IF THINGS HAD WORKED OUT BETTER
If things had worked as scientists expected, here is what would have happened. The IPCC reports would have come out. Influential people would have been convinced by it. Major news media would have reported the story in a straightforward way. People would have been convinced of their responsibilities to future generations. Kyoto would not only have been passed but implemented. The inadequacy of Kyoto would have been realized. More stringent controls would gradually have been put in place. Advanced countries would have pressured the less developed with carbon tariffs. The economic explosion in China and east Asia might have been set back a bit but probably would still be underway. And the accumulated carbon, by now, would have been lower, giving us more time to work our way out of the fossil fuel trap.
This far preferable alternative history failed to materialize because Carbon Dioxide was not "convicted" in the court of public opinion.
CARBON DIOXIDE ON TRIAL
There are those who approach anthropogenic global warming as a courtroom, and CO2 as an individual endowed with rights. CO2, on this model, is innocent until proven guilty. What is more, the proof has to be to a jury. (Not of its peers, I suppose. Who would those be? Argon, Nitrogen, Water Vapor and Laughing Gas?)
This means that IPCC is insufficient, as IPCC reports are sufficient to make a compelling case to fair-minded people with trust that IPCC scientists themselves are fair-minded experts. The average twelve people on the street are not convinced by IPCC, especially given the campaign to undermine trust in IPCC. This campaign exists for the simple reason that a great deal of power is in the hands of market libertarians. (The reasons for that, in turn, are outside my present scope, but it's obvious that this is the case.) If we need to leave some fossil fuels in the ground, some collective action at the global level is required.
MISDIRECTING THE JURY'S ATTENTIONS
Such collective action is anathema to market libertarians, so when presented with evidence that such action is necessary, they immediately look for reasons to distrust it.
That approach is delusional. Whether CO2 accumulation is or is not dangerous is a fact of physics, not of economic philosophy. If their position were really consistent, they would have some mechanism for dealing with problems of this sort, independent of whether the problem is actually realistically described. Many of them, instead, become so attached to the conspiracy theory that they believe things that make no sense.
Any understanding of the early history of the climate science community makes it clear that no such conspiracy is plausible. Whatever you may think of the motivational structures today, there simply was no motivational structure prior to 1990 to drum up such a vast and monolithic community. The history that is implied by their conspiracy theory makes absolutely no realistic sense.

Requirements:
1) Summarize the piece on carbon dioxide and public opinion in two sentences.
2) Write the next part of the piece on carbon dioxide and public opinion, picking up right after its final sentence.
The items that come next are separate material, apart from the piece on carbon dioxide and public opinion.

Record set:
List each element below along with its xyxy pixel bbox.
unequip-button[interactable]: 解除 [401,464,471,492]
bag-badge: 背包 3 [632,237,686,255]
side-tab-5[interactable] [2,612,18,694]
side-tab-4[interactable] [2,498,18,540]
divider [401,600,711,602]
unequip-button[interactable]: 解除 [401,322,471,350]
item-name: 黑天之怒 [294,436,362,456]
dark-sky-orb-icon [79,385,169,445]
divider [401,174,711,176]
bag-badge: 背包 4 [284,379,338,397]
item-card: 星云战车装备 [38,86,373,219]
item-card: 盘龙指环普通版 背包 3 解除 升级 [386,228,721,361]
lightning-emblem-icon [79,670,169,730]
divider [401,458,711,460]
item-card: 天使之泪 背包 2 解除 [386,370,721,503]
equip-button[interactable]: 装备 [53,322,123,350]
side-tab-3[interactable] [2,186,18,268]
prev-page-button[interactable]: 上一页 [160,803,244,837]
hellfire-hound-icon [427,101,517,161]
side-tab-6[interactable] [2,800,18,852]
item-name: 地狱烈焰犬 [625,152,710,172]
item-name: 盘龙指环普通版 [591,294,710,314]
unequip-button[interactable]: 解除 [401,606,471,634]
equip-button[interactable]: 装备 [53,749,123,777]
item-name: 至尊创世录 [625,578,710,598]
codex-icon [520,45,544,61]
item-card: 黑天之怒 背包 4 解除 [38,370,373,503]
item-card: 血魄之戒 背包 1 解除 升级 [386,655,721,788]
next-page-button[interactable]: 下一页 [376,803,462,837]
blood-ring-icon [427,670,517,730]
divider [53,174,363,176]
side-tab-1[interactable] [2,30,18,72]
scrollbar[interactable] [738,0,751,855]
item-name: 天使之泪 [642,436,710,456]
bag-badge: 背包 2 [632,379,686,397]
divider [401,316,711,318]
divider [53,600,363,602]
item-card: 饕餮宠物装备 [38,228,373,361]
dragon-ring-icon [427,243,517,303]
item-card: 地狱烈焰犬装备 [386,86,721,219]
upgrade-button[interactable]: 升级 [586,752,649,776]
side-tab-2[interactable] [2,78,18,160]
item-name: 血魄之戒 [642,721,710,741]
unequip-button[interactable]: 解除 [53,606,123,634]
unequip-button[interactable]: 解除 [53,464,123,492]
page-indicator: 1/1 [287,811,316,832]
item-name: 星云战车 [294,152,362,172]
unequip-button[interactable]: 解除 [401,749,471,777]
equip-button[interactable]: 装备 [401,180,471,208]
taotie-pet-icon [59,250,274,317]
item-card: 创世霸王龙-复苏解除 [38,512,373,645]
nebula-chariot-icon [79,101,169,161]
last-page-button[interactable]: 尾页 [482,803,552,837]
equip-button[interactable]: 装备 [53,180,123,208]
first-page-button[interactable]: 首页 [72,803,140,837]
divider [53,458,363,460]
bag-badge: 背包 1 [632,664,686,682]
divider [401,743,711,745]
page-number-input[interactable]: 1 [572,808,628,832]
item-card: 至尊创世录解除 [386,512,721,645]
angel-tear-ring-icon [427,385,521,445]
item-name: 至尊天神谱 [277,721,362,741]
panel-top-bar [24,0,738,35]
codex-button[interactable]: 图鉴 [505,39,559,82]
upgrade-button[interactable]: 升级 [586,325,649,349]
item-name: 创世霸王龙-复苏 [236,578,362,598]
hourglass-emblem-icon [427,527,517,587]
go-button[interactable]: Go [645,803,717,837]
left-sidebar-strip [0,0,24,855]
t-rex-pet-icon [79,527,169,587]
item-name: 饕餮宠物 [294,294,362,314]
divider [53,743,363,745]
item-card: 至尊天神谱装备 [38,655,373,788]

Replies:
1) The piece argues that a better outcome, with Kyoto implemented, stricter controls, and lower accumulated carbon, failed to materialize because carbon dioxide was not "convicted" in the court of public opinion, where IPCC reports do not convince the average person amid a campaign by market libertarians to undermine trust in the IPCC. It calls their distrust of the evidence delusional, since whether CO2 accumulation is dangerous is a fact of physics rather than economic philosophy, and says the early history of climate science makes their conspiracy theory implausible.

2)
What has happened is that CO2 has got better lawyers than the prosecution. They bring true stories to the table, but lawyer-style, picking the anecdotes they like and ignoring those they dislike, to spin a tale that has recently been swallowed whole by great swaths of the press.
CARBON DIOXIDE IS NOT A DEFENDANT ACCUSED OF A CRIME
This disastrous outcome is a consequence of the wrong mental model pervading the public.
They understand courtroom dramas. They do not understand scientific contention. Essentially we should not care whether CO2 can be "proven guilty". We care whether there is some likelihood that CO2 will disrupt the future enough that the present should take account of it.
In other words, it is not a prosecution, it is risk management. This takes it out of courtroom drama and into the tedium of insurance. Most people do understand risks well enough to be willing to get insurance, but nobody enjoys talking to an insurance salesman. Insurance does not sell newspapers. Fires sell newspapers. Accusations of arson sell newspapers. Every time the scientific community brings up insurance policies, eyes glaze over.
So fundamentally, the reason we are slowly but (almost) surely destroying the viability of the earth is because slow and steady processes do not sell newspapers.
THERE IS NOTHING TO PROVE
Has IPCC made a case that there is sufficient risk to take action?
Strictly speaking, that is not IPCC's job. But any reading of IPCC that does not come to such a conclusion pretty much discounts the value of the world's future to zero.
Is IPCC trustworthy?
Clearly IPCC is not infallible, and I would say that the job of WG II is pretty much infeasible as currently constituted. But the idea that IPCC constitutes a grand conspiracy is very much at odds with the history of the organization, which has always been explicitly structured as to understate risks.
Close examination of the actual balance of evidence, not especially dominated by the recent temperature record, makes it clear enough. If we accept any responsibility for the future, we need to stabilize the concentrations of radiatively active atmospheric constituents, notably among them CO2, to avoid enormous risks.
This is not proven in the sense that Pythagoras' theorem is proven, but one can make the case that nothing outside of pure mathematics can be proven in that way. It's not really even a scientific result: the science just says that the perturbation is almost surely very large compared to what nature alone can do. It's a value judgment whether we need to avoid doing that. But most people who understand the evidence and feel some commitment to the world beyond the limits of the time frame set by the discount rate come to that conclusion.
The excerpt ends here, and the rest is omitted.